Exercise requirements: Print every line of the listing exactly, please.

Lines of data
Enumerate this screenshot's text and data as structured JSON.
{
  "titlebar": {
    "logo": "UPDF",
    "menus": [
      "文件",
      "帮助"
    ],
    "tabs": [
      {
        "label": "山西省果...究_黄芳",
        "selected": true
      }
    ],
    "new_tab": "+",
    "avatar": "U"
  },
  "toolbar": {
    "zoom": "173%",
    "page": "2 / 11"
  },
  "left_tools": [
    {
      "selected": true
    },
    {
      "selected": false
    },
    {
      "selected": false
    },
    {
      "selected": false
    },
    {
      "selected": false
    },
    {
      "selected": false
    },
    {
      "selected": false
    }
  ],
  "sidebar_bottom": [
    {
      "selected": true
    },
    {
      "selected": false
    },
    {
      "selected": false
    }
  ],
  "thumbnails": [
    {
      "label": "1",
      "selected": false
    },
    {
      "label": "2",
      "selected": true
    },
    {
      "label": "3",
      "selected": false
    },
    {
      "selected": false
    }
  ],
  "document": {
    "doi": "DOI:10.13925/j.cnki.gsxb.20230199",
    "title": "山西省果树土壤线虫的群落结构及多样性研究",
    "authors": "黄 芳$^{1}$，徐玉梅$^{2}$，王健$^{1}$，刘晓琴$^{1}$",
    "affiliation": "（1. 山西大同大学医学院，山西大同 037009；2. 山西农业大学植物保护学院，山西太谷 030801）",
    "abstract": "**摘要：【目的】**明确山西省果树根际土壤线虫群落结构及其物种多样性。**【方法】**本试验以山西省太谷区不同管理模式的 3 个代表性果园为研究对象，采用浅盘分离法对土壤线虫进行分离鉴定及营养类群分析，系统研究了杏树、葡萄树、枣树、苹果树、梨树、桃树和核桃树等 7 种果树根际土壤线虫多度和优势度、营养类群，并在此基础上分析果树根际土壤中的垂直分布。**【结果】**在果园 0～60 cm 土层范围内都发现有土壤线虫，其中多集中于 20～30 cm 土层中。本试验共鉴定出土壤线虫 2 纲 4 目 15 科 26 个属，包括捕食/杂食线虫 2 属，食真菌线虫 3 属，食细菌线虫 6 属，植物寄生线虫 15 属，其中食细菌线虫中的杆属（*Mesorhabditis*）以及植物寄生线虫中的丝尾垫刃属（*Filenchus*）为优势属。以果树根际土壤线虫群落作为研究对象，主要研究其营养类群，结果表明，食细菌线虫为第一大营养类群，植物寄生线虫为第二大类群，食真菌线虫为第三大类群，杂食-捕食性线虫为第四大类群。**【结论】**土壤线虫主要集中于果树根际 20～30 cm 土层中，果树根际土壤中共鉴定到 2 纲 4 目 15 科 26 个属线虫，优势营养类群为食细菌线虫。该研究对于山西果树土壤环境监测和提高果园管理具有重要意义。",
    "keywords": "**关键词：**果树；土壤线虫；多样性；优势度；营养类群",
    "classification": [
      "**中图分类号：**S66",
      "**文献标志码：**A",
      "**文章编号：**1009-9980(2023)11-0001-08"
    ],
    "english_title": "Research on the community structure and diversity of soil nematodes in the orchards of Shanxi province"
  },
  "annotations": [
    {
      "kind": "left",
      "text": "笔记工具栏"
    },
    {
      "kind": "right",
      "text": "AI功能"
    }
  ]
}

Solved exercise:
Enumerate this screenshot's text and data as structured JSON.
{
  "titlebar": {
    "logo": "UPDF",
    "menus": [
      "文件",
      "帮助"
    ],
    "tabs": [
      {
        "label": "山西省果...究_黄芳",
        "selected": true
      }
    ],
    "new_tab": "+",
    "avatar": "U"
  },
  "toolbar": {
    "zoom": "173%",
    "page": "2 / 11"
  },
  "left_tools": [
    {
      "selected": true
    },
    {
      "selected": false
    },
    {
      "selected": false
    },
    {
      "selected": false
    },
    {
      "selected": false
    },
    {
      "selected": false
    },
    {
      "selected": false
    }
  ],
  "sidebar_bottom": [
    {
      "selected": true
    },
    {
      "selected": false
    },
    {
      "selected": false
    }
  ],
  "thumbnails": [
    {
      "label": "1",
      "selected": false
    },
    {
      "label": "2",
      "selected": true
    },
    {
      "label": "3",
      "selected": false
    },
    {
      "selected": false
    }
  ],
  "document": {
    "doi": "DOI:10.13925/j.cnki.gsxb.20230199",
    "title": "山西省果树土壤线虫的群落结构及多样性研究",
    "authors": "黄 芳$^{1}$，徐玉梅$^{2}$，王健$^{1}$，刘晓琴$^{1}$",
    "affiliation": "（1. 山西大同大学医学院，山西大同 037009；2. 山西农业大学植物保护学院，山西太谷 030801）",
    "abstract": "**摘要：【目的】**明确山西省果树根际土壤线虫群落结构及其物种多样性。**【方法】**本试验以山西省太谷区不同管理模式的 3 个代表性果园为研究对象，采用浅盘分离法对土壤线虫进行分离鉴定及营养类群分析，系统研究了杏树、葡萄树、枣树、苹果树、梨树、桃树和核桃树等 7 种果树根际土壤线虫多度和优势度、营养类群，并在此基础上分析果树根际土壤中的垂直分布。**【结果】**在果园 0～60 cm 土层范围内都发现有土壤线虫，其中多集中于 20～30 cm 土层中。本试验共鉴定出土壤线虫 2 纲 4 目 15 科 26 个属，包括捕食/杂食线虫 2 属，食真菌线虫 3 属，食细菌线虫 6 属，植物寄生线虫 15 属，其中食细菌线虫中的杆属（*Mesorhabditis*）以及植物寄生线虫中的丝尾垫刃属（*Filenchus*）为优势属。以果树根际土壤线虫群落作为研究对象，主要研究其营养类群，结果表明，食细菌线虫为第一大营养类群，植物寄生线虫为第二大类群，食真菌线虫为第三大类群，杂食-捕食性线虫为第四大类群。**【结论】**土壤线虫主要集中于果树根际 20～30 cm 土层中，果树根际土壤中共鉴定到 2 纲 4 目 15 科 26 个属线虫，优势营养类群为食细菌线虫。该研究对于山西果树土壤环境监测和提高果园管理具有重要意义。",
    "keywords": "**关键词：**果树；土壤线虫；多样性；优势度；营养类群",
    "classification": [
      "**中图分类号：**S66",
      "**文献标志码：**A",
      "**文章编号：**1009-9980(2023)11-0001-08"
    ],
    "english_title": "Research on the community structure and diversity of soil nematodes in the orchards of Shanxi province"
  },
  "annotations": [
    {
      "kind": "left",
      "text": "笔记工具栏"
    },
    {
      "kind": "right",
      "text": "AI功能"
    }
  ]
}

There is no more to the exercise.